▶ Short problem:
In the records below, pick out all lines containing the word "they".

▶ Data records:
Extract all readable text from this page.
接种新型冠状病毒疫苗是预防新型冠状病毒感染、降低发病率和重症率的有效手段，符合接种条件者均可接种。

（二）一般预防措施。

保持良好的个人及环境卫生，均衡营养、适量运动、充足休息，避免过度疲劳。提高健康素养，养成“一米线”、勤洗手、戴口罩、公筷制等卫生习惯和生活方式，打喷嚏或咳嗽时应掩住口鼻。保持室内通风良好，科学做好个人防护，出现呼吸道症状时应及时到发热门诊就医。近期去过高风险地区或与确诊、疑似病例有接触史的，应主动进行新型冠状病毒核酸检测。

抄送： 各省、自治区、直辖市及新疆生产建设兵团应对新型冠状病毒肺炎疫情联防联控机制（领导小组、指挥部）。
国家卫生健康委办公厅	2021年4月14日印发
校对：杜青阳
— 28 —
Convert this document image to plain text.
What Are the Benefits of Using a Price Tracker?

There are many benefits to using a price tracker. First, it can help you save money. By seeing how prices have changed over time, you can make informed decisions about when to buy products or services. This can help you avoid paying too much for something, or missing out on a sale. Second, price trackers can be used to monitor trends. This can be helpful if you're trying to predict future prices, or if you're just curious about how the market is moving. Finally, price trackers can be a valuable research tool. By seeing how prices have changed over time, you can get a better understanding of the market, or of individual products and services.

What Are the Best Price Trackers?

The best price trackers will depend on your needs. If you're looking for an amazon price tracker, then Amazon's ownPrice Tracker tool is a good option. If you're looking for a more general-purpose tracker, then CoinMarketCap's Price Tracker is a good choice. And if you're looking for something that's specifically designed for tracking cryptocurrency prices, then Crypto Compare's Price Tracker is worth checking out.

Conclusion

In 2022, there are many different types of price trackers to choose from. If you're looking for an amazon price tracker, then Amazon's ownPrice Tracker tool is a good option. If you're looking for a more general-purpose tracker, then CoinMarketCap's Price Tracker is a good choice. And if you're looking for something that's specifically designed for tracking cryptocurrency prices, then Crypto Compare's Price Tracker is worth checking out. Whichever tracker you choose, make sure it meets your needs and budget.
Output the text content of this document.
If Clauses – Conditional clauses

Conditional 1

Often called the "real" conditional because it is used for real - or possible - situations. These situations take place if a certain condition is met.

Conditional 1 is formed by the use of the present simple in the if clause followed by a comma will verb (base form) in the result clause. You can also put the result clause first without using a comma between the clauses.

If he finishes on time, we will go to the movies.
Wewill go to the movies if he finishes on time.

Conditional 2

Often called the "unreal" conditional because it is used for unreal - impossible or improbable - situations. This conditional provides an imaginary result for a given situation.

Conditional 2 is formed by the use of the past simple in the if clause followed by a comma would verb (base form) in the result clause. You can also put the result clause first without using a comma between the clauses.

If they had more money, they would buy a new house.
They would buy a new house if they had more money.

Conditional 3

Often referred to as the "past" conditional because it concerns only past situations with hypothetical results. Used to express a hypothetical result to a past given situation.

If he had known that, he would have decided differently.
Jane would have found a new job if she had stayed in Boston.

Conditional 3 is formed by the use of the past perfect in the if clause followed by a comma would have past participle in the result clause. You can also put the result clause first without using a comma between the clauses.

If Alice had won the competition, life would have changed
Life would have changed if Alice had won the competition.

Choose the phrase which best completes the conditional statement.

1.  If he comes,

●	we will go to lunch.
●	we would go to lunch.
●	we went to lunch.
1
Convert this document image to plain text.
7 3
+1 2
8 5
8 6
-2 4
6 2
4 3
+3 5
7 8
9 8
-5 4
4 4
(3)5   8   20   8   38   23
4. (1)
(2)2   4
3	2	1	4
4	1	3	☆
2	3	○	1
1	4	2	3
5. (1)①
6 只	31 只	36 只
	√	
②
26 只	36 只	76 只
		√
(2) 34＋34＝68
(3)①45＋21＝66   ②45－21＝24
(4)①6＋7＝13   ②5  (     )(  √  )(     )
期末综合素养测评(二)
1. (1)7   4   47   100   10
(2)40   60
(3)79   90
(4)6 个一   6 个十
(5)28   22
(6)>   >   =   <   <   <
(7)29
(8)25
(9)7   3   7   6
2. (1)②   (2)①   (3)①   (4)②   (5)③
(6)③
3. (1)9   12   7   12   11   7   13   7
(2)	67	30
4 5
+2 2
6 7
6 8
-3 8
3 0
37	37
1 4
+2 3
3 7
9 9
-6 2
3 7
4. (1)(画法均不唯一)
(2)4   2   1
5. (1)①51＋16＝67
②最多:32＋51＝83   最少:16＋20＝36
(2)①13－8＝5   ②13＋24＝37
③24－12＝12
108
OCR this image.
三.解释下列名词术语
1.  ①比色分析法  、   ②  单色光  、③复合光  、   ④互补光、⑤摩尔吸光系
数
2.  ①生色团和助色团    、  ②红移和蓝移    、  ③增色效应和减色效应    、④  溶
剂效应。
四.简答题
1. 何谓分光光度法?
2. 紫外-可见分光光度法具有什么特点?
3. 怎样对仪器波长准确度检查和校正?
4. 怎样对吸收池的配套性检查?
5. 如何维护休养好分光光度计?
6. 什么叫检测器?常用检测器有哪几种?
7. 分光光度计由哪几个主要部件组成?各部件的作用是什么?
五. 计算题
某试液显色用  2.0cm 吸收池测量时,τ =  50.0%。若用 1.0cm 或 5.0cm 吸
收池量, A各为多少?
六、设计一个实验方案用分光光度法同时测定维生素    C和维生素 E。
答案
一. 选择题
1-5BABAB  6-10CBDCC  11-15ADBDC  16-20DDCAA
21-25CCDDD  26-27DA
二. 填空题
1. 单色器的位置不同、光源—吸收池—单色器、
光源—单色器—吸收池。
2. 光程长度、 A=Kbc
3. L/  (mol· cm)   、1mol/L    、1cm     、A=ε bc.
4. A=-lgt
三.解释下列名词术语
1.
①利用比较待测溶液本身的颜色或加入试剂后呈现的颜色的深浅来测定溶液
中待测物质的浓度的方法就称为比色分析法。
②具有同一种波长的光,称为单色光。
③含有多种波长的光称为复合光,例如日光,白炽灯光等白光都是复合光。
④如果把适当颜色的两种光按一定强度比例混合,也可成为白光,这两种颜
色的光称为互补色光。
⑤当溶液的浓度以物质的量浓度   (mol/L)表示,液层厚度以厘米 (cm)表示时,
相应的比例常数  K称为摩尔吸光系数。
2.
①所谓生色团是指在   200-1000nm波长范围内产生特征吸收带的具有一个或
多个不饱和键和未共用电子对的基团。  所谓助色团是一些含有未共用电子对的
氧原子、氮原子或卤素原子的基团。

▶ Output for this task:
If they had more money, they would buy a new house.
They would buy a new house if they had more money.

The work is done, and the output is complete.